WORK REQUIRED: Copy every record below exactly as written, but leave out the pictures.

GIVEN INFORMATION:
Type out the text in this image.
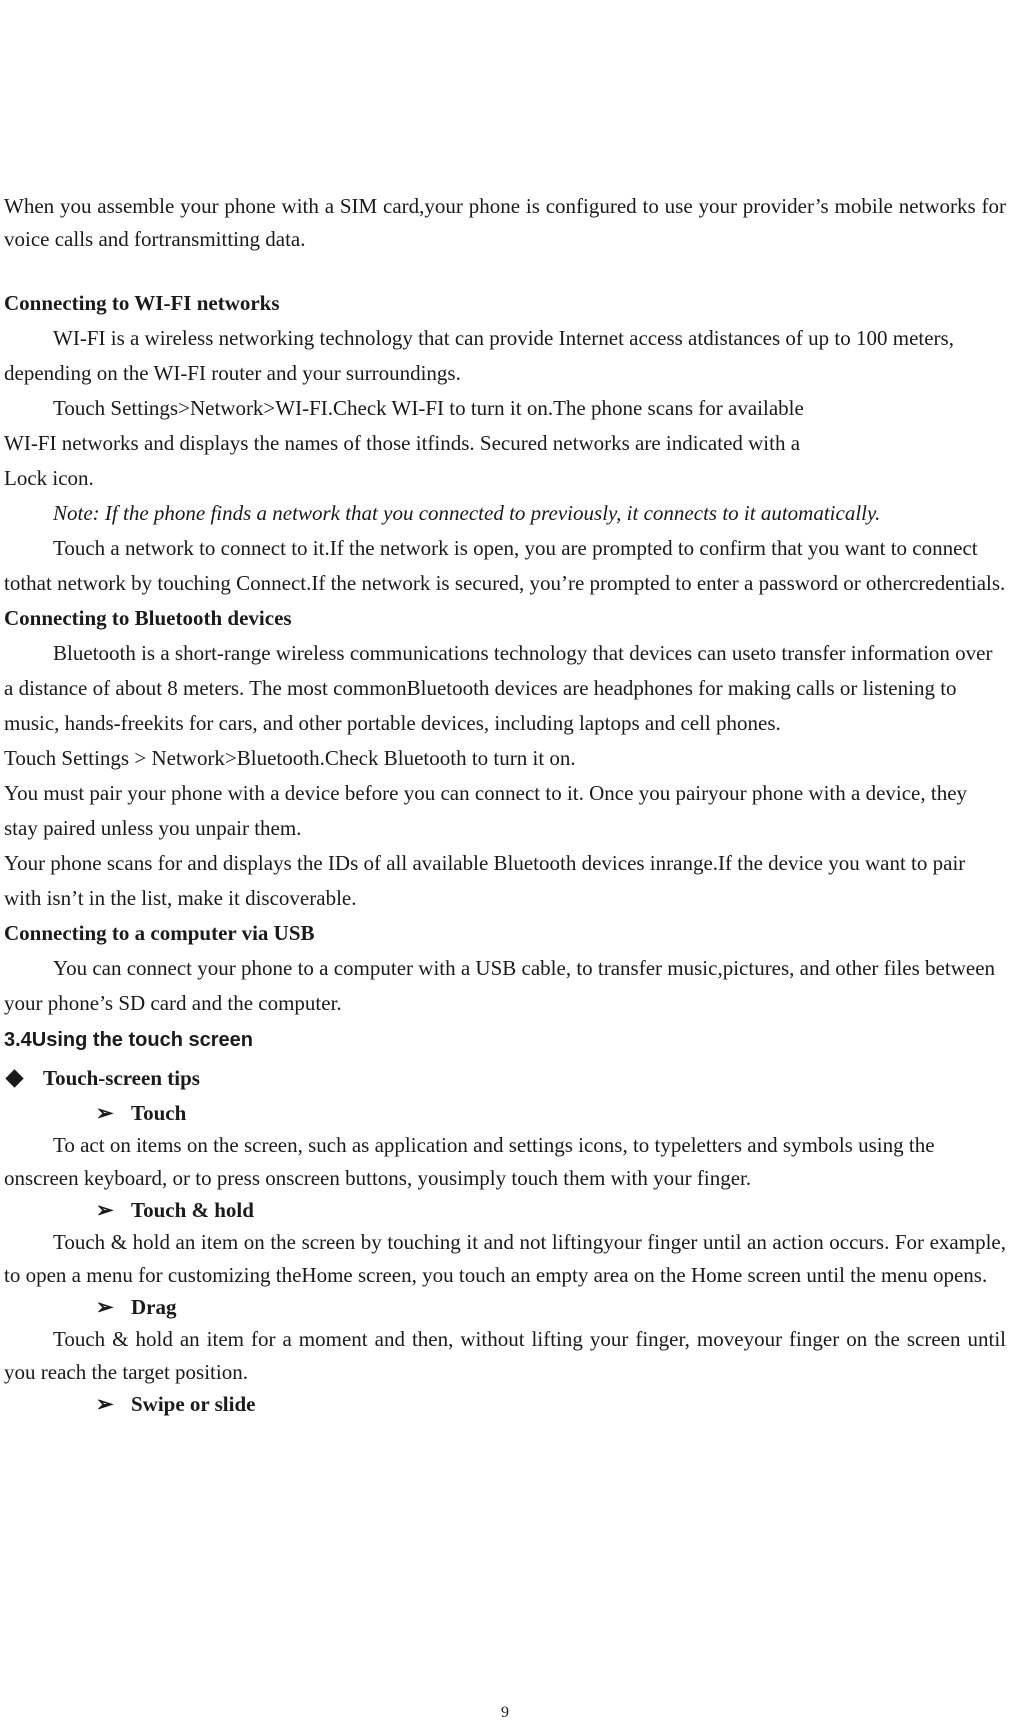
When you assemble your phone with a SIM card,your phone is configured to use your provider’s mobile networks for voice calls and fortransmitting data.

Connecting to WI-FI networks

WI-FI is a wireless networking technology that can provide Internet access atdistances of up to 100 meters, depending on the WI-FI router and your surroundings.

Touch Settings>Network>WI-FI.Check WI-FI to turn it on.The phone scans for available

WI-FI networks and displays the names of those itfinds. Secured networks are indicated with a

Lock icon.

Note: If the phone finds a network that you connected to previously, it connects to it automatically.

Touch a network to connect to it.If the network is open, you are prompted to confirm that you want to connect tothat network by touching Connect.If the network is secured, you’re prompted to enter a password or othercredentials.

Connecting to Bluetooth devices

Bluetooth is a short-range wireless communications technology that devices can useto transfer information over a distance of about 8 meters. The most commonBluetooth devices are headphones for making calls or listening to music, hands-freekits for cars, and other portable devices, including laptops and cell phones.

Touch Settings > Network>Bluetooth.Check Bluetooth to turn it on.

You must pair your phone with a device before you can connect to it. Once you pairyour phone with a device, they stay paired unless you unpair them.

Your phone scans for and displays the IDs of all available Bluetooth devices inrange.If the device you want to pair with isn’t in the list, make it discoverable.

Connecting to a computer via USB

You can connect your phone to a computer with a USB cable, to transfer music,pictures, and other files between your phone’s SD card and the computer.

3.4Using the touch screen

Touch-screen tips
➢ Touch

To act on items on the screen, such as application and settings icons, to typeletters and symbols using the onscreen keyboard, or to press onscreen buttons, yousimply touch them with your finger.

➢ Touch & hold

Touch & hold an item on the screen by touching it and not liftingyour finger until an action occurs. For example, to open a menu for customizing theHome screen, you touch an empty area on the Home screen until the menu opens.

➢ Drag

Touch & hold an item for a moment and then, without lifting your finger, moveyour finger on the screen until you reach the target position.

➢ Swipe or slide
9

OUTPUT OF THE TASK:
Type out the text in this image.
When you assemble your phone with a SIM card,your phone is configured to use your provider’s mobile networks for voice calls and fortransmitting data.

Connecting to WI-FI networks

WI-FI is a wireless networking technology that can provide Internet access atdistances of up to 100 meters, depending on the WI-FI router and your surroundings.

Touch Settings>Network>WI-FI.Check WI-FI to turn it on.The phone scans for available

WI-FI networks and displays the names of those itfinds. Secured networks are indicated with a

Lock icon.

Note: If the phone finds a network that you connected to previously, it connects to it automatically.

Touch a network to connect to it.If the network is open, you are prompted to confirm that you want to connect tothat network by touching Connect.If the network is secured, you’re prompted to enter a password or othercredentials.

Connecting to Bluetooth devices

Bluetooth is a short-range wireless communications technology that devices can useto transfer information over a distance of about 8 meters. The most commonBluetooth devices are headphones for making calls or listening to music, hands-freekits for cars, and other portable devices, including laptops and cell phones.

Touch Settings > Network>Bluetooth.Check Bluetooth to turn it on.

You must pair your phone with a device before you can connect to it. Once you pairyour phone with a device, they stay paired unless you unpair them.

Your phone scans for and displays the IDs of all available Bluetooth devices inrange.If the device you want to pair with isn’t in the list, make it discoverable.

Connecting to a computer via USB

You can connect your phone to a computer with a USB cable, to transfer music,pictures, and other files between your phone’s SD card and the computer.

3.4Using the touch screen

Touch-screen tips
➢ Touch

To act on items on the screen, such as application and settings icons, to typeletters and symbols using the onscreen keyboard, or to press onscreen buttons, yousimply touch them with your finger.

➢ Touch & hold

Touch & hold an item on the screen by touching it and not liftingyour finger until an action occurs. For example, to open a menu for customizing theHome screen, you touch an empty area on the Home screen until the menu opens.

➢ Drag

Touch & hold an item for a moment and then, without lifting your finger, moveyour finger on the screen until you reach the target position.

➢ Swipe or slide
9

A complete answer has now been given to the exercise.